Stored entries:
>>>

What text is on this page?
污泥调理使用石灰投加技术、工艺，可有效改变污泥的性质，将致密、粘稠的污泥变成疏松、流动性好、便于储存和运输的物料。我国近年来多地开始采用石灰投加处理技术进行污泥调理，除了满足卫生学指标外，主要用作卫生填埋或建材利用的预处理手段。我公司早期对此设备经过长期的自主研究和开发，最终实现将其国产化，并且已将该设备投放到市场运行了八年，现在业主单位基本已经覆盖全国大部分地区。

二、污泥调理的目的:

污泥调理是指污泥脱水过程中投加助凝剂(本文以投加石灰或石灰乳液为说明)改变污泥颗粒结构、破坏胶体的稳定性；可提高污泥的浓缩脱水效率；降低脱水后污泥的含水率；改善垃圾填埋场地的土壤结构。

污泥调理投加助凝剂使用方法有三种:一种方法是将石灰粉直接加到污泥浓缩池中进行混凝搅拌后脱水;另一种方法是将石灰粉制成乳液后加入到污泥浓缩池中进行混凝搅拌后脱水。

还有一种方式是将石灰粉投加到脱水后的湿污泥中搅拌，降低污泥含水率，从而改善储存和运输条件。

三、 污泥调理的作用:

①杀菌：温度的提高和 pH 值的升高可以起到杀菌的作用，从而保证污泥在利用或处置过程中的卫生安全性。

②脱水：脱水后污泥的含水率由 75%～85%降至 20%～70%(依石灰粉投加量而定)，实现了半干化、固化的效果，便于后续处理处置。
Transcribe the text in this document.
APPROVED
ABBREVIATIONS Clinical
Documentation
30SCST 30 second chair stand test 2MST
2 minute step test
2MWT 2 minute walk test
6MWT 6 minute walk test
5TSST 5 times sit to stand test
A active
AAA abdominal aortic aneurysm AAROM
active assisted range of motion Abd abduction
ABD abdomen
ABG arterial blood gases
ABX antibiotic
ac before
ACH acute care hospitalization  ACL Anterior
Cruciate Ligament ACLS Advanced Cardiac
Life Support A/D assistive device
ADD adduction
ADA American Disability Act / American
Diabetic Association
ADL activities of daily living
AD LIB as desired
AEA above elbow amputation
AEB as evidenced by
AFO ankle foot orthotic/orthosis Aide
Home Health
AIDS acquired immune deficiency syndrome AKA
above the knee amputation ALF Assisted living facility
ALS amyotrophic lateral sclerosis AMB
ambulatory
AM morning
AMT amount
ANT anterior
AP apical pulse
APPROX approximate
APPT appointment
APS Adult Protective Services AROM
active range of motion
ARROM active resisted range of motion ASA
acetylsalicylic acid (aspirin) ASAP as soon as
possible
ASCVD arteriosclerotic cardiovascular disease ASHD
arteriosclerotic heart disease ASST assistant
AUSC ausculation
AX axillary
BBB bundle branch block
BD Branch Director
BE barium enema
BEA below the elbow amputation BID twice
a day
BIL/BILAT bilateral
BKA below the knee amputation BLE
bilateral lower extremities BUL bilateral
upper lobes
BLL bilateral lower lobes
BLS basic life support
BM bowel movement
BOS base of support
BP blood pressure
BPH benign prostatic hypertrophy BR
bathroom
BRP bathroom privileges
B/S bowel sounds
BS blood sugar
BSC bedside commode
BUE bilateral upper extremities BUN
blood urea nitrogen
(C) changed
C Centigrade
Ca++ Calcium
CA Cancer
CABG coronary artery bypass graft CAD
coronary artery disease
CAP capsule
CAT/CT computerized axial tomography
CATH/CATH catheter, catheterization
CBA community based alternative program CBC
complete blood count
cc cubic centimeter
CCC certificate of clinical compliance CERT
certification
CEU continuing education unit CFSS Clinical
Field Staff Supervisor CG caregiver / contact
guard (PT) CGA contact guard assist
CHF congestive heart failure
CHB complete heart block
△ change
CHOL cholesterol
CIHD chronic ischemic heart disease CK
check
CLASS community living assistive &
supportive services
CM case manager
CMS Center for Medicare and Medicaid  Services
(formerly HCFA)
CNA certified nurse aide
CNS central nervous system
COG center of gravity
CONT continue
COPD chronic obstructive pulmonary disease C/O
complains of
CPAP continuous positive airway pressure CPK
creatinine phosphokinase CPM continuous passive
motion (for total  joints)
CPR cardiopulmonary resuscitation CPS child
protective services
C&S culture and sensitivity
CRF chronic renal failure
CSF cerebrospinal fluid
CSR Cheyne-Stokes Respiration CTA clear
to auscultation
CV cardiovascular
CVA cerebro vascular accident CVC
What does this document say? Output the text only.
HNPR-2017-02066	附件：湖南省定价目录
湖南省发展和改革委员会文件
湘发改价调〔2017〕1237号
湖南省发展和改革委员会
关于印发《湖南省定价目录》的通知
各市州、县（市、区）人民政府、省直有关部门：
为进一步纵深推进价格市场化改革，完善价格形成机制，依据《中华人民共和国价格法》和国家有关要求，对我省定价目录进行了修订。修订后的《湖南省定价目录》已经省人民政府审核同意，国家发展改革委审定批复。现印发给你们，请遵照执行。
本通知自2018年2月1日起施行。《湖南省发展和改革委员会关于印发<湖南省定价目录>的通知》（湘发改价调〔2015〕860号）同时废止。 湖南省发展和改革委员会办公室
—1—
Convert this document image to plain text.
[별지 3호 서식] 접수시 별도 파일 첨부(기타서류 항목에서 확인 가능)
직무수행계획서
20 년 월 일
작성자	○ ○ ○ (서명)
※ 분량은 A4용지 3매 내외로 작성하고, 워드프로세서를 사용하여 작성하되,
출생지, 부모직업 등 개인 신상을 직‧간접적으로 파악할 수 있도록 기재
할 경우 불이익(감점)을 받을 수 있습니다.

<<<

YOUR OBJECTIVE: List all lines above in which the string "below" appears.

WORKED ANSWER:
BEA below the elbow amputation BID twice
BKA below the knee amputation BLE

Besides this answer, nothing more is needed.